**Work required**
Among the lines below, count those with "JSON". Give only the number.

**Source records**

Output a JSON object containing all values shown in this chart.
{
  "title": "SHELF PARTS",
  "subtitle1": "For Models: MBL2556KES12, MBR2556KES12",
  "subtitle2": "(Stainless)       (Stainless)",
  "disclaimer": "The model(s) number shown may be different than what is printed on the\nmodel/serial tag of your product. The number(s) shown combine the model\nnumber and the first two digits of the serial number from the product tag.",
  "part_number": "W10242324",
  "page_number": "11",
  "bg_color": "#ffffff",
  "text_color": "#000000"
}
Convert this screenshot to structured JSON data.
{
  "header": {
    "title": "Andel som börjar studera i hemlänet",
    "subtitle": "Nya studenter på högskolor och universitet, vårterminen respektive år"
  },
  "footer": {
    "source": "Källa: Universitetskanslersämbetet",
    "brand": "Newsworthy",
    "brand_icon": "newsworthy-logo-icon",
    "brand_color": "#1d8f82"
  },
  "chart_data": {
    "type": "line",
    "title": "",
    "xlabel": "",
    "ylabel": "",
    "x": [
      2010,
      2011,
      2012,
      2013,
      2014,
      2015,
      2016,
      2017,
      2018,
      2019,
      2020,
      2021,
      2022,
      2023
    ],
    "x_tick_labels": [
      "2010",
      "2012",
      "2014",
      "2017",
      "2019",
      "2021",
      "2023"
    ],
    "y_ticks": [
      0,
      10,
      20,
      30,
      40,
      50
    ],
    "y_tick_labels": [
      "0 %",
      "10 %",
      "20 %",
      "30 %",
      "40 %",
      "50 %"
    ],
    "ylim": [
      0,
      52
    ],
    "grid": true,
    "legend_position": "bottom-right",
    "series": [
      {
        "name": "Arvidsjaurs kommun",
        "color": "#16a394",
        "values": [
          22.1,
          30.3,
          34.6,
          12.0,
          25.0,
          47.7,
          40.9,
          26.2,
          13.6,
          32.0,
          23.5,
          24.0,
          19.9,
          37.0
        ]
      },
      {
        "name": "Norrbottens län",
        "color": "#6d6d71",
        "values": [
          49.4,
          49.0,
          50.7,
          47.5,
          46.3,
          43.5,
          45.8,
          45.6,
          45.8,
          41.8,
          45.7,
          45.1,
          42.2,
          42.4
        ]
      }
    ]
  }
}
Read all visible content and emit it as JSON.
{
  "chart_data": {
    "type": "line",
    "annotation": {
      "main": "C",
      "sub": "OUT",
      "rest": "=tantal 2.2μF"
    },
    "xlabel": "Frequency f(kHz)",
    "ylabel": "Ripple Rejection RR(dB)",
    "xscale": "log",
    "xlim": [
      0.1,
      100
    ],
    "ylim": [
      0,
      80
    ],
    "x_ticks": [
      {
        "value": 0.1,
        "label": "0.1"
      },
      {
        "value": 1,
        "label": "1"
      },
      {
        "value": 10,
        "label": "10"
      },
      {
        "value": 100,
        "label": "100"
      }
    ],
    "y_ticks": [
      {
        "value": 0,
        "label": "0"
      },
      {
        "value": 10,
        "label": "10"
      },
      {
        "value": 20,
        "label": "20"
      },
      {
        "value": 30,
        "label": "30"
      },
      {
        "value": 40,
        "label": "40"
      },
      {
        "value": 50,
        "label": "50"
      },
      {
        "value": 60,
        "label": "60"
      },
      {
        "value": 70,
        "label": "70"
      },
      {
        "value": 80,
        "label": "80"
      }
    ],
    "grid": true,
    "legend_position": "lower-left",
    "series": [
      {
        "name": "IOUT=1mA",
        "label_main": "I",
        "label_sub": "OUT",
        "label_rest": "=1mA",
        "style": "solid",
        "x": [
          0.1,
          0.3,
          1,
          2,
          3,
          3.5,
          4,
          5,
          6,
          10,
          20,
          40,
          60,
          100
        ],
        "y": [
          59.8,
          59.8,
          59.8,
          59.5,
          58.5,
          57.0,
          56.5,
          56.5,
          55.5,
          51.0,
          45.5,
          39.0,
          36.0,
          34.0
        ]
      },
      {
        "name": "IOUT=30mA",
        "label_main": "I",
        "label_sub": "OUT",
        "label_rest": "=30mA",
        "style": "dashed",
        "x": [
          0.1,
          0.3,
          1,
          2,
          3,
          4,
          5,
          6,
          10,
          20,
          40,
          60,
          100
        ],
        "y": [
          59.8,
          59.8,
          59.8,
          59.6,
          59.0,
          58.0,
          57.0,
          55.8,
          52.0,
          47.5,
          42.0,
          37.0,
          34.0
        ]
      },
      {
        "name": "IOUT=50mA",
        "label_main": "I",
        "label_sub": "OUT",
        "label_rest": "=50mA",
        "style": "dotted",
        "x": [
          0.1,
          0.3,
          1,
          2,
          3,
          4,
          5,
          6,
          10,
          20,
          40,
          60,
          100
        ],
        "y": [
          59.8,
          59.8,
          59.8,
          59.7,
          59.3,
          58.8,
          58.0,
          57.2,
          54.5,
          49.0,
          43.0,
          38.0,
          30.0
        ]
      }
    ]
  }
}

**Reply**
3